- BRIEF: Count every line below that contains "Plan", then state the total with no other output.

==*==

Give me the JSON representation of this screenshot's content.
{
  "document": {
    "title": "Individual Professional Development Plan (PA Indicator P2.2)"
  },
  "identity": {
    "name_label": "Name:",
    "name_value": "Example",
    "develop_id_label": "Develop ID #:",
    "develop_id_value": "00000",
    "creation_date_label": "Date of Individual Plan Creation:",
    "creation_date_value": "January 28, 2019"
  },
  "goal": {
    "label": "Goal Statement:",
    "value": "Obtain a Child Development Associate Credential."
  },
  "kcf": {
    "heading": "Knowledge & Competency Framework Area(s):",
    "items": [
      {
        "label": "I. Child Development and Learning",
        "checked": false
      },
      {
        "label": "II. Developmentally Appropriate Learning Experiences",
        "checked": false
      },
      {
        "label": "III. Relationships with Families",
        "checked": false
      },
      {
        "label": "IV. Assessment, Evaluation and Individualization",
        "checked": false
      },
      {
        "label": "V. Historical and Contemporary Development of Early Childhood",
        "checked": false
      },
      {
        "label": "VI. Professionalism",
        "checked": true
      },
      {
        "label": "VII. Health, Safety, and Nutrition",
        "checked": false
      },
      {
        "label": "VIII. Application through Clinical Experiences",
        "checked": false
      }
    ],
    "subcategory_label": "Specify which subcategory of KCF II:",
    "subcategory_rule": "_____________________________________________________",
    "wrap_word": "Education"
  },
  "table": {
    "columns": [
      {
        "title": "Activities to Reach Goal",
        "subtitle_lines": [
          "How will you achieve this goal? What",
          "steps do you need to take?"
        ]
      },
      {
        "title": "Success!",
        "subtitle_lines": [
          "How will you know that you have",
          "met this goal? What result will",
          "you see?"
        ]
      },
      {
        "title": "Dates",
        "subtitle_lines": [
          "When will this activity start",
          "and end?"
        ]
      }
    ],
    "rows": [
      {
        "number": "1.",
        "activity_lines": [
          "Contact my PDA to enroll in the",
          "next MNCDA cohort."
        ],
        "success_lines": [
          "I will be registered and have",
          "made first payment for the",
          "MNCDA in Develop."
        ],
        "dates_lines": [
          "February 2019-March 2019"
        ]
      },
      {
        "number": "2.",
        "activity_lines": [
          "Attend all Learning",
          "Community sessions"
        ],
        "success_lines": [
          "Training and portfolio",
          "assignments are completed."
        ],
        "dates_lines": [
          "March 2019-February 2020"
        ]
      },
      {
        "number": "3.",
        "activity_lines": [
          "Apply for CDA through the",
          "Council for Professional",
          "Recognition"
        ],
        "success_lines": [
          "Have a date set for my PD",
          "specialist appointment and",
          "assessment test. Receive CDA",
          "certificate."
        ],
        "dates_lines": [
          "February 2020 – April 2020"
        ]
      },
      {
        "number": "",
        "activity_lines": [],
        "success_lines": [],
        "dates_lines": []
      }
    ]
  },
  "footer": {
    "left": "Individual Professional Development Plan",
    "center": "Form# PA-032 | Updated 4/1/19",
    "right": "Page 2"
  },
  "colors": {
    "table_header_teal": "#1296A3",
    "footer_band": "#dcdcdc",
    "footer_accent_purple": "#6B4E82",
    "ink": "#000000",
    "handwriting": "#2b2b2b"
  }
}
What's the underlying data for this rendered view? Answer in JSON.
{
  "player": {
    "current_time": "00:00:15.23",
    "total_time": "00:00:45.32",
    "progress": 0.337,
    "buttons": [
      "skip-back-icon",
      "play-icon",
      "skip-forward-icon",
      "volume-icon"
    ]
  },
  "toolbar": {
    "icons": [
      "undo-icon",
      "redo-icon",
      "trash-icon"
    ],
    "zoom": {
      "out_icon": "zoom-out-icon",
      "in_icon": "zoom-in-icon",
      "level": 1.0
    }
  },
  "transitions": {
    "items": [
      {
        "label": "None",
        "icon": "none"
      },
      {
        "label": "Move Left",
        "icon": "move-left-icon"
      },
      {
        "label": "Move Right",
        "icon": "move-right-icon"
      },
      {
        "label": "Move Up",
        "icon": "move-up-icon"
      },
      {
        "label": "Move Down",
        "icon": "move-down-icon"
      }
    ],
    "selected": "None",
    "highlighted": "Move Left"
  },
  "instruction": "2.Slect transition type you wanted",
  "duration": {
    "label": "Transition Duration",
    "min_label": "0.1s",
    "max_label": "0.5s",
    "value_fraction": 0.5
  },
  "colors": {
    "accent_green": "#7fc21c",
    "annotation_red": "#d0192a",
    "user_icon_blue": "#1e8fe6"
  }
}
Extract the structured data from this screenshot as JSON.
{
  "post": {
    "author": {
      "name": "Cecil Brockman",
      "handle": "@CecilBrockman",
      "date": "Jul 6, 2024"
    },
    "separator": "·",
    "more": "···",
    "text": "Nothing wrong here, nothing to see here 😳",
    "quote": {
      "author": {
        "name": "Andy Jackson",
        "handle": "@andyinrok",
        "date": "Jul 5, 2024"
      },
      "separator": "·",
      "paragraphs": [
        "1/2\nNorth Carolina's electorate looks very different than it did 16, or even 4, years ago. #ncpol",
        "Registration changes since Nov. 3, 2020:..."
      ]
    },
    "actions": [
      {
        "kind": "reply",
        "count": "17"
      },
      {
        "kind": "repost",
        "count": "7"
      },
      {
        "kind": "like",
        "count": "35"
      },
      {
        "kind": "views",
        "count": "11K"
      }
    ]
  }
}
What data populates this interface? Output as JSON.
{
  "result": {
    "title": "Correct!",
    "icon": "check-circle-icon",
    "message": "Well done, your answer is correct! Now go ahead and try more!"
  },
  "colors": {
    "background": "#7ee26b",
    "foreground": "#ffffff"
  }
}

==*==

- EXERCISE RESULT: 3